--- START ---

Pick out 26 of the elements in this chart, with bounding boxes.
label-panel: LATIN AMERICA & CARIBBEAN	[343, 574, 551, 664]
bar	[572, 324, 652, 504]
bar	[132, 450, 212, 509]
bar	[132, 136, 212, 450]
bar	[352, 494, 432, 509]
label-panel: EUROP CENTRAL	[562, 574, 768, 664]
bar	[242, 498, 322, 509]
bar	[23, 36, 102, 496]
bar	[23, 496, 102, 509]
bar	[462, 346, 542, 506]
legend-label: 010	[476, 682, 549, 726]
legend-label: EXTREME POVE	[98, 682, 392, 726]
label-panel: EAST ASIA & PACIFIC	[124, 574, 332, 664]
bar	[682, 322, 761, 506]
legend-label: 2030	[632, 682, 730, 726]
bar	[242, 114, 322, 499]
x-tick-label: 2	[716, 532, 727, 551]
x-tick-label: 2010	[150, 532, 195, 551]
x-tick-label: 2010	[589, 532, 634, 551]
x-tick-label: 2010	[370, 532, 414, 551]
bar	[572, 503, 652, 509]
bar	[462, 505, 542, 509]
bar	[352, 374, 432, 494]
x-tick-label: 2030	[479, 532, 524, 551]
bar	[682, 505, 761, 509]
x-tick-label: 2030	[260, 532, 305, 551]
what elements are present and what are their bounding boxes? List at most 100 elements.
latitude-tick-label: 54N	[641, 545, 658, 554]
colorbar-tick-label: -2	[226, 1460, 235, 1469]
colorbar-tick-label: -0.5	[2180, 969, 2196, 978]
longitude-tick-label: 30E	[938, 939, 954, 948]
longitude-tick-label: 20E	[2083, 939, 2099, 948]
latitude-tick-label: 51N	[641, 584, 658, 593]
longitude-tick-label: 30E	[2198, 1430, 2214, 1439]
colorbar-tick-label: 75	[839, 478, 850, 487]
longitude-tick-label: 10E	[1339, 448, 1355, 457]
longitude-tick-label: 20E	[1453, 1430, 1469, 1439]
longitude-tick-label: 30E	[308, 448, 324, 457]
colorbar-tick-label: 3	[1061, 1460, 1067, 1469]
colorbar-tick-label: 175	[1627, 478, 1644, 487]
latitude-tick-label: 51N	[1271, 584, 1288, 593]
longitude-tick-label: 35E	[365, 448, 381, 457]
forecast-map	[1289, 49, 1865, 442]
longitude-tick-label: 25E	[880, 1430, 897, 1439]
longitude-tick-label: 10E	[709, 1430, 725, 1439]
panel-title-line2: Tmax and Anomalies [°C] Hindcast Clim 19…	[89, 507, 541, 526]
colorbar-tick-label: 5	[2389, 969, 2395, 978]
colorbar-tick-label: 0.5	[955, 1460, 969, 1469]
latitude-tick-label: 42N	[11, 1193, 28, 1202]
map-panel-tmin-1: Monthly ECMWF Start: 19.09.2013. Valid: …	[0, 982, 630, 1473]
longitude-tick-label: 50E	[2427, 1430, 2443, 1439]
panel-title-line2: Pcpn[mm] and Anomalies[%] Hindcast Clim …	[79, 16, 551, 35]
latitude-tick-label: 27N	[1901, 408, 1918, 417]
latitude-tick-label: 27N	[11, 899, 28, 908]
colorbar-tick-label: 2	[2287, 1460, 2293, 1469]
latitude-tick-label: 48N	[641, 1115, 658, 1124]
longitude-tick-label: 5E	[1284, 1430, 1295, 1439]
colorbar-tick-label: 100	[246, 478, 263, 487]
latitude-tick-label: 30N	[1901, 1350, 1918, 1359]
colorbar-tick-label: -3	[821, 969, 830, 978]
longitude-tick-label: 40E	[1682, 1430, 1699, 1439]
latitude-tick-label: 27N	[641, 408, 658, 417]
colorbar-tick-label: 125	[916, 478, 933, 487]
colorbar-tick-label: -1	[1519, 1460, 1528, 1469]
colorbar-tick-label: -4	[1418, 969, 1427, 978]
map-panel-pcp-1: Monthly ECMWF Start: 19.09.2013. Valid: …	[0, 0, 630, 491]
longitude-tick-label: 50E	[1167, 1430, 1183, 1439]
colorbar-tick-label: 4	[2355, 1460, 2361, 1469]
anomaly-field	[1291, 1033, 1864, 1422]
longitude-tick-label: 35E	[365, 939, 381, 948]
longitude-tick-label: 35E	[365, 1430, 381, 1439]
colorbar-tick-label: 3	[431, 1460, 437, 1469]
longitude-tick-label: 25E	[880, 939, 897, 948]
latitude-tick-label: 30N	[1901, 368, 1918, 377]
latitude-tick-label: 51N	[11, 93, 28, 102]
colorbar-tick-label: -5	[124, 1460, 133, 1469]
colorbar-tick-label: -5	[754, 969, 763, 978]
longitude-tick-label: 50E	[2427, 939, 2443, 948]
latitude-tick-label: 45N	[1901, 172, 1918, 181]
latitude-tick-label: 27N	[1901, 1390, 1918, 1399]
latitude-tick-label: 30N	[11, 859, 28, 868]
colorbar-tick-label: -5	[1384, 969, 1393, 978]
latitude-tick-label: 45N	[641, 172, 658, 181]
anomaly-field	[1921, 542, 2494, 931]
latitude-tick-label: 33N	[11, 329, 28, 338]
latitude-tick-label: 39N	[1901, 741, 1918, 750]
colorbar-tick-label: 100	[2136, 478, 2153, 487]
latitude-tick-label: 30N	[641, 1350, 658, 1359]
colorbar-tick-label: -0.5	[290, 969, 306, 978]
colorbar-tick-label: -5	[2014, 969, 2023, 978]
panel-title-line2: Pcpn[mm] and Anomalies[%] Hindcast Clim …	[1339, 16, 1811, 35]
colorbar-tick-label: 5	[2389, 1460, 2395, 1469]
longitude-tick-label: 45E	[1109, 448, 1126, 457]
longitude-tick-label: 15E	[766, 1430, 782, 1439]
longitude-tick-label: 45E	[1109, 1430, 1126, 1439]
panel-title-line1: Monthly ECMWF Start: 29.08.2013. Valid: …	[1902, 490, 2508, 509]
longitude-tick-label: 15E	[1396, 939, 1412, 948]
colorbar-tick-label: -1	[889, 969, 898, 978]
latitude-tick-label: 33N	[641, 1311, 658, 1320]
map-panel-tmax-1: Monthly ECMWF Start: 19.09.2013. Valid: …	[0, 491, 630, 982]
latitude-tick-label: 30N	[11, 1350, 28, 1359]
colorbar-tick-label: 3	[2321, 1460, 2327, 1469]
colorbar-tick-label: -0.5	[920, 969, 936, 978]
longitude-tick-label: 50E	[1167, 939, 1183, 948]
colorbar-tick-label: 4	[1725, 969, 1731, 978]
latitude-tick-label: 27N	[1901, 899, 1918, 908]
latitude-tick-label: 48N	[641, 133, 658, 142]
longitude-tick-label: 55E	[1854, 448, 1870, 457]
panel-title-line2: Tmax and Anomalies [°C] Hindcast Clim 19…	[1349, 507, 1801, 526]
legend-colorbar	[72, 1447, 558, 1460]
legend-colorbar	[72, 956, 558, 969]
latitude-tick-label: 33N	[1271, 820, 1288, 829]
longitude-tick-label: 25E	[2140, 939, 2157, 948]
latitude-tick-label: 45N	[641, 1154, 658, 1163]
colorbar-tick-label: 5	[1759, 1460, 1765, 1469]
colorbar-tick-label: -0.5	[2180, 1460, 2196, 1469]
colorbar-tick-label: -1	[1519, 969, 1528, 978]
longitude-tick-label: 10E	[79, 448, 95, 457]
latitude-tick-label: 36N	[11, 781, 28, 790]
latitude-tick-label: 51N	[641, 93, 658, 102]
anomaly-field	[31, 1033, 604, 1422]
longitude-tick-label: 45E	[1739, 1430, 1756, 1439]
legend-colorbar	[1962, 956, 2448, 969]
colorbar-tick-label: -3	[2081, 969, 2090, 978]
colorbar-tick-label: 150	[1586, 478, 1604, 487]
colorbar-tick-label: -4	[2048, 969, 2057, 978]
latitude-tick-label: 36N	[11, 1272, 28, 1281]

--- END ---

Update the items from the first line through the line that contains "1460, 1067, 1469]", changing every "label-panel" to "category-label" and leaving everything else as it stands.

• Solution below
Pick out 26 of the elements in this chart, with bounding boxes.
category-label: LATIN AMERICA & CARIBBEAN	[343, 574, 551, 664]
bar	[572, 324, 652, 504]
bar	[132, 450, 212, 509]
bar	[132, 136, 212, 450]
bar	[352, 494, 432, 509]
category-label: EUROP CENTRAL	[562, 574, 768, 664]
bar	[242, 498, 322, 509]
bar	[23, 36, 102, 496]
bar	[23, 496, 102, 509]
bar	[462, 346, 542, 506]
legend-label: 010	[476, 682, 549, 726]
legend-label: EXTREME POVE	[98, 682, 392, 726]
category-label: EAST ASIA & PACIFIC	[124, 574, 332, 664]
bar	[682, 322, 761, 506]
legend-label: 2030	[632, 682, 730, 726]
bar	[242, 114, 322, 499]
x-tick-label: 2	[716, 532, 727, 551]
x-tick-label: 2010	[150, 532, 195, 551]
x-tick-label: 2010	[589, 532, 634, 551]
x-tick-label: 2010	[370, 532, 414, 551]
bar	[572, 503, 652, 509]
bar	[462, 505, 542, 509]
bar	[352, 374, 432, 494]
x-tick-label: 2030	[479, 532, 524, 551]
bar	[682, 505, 761, 509]
x-tick-label: 2030	[260, 532, 305, 551]
what elements are present and what are their bounding boxes? List at most 100 elements.
latitude-tick-label: 54N	[641, 545, 658, 554]
colorbar-tick-label: -2	[226, 1460, 235, 1469]
colorbar-tick-label: -0.5	[2180, 969, 2196, 978]
longitude-tick-label: 30E	[938, 939, 954, 948]
longitude-tick-label: 20E	[2083, 939, 2099, 948]
latitude-tick-label: 51N	[641, 584, 658, 593]
longitude-tick-label: 30E	[2198, 1430, 2214, 1439]
colorbar-tick-label: 75	[839, 478, 850, 487]
longitude-tick-label: 10E	[1339, 448, 1355, 457]
longitude-tick-label: 20E	[1453, 1430, 1469, 1439]
longitude-tick-label: 30E	[308, 448, 324, 457]
colorbar-tick-label: 3	[1061, 1460, 1067, 1469]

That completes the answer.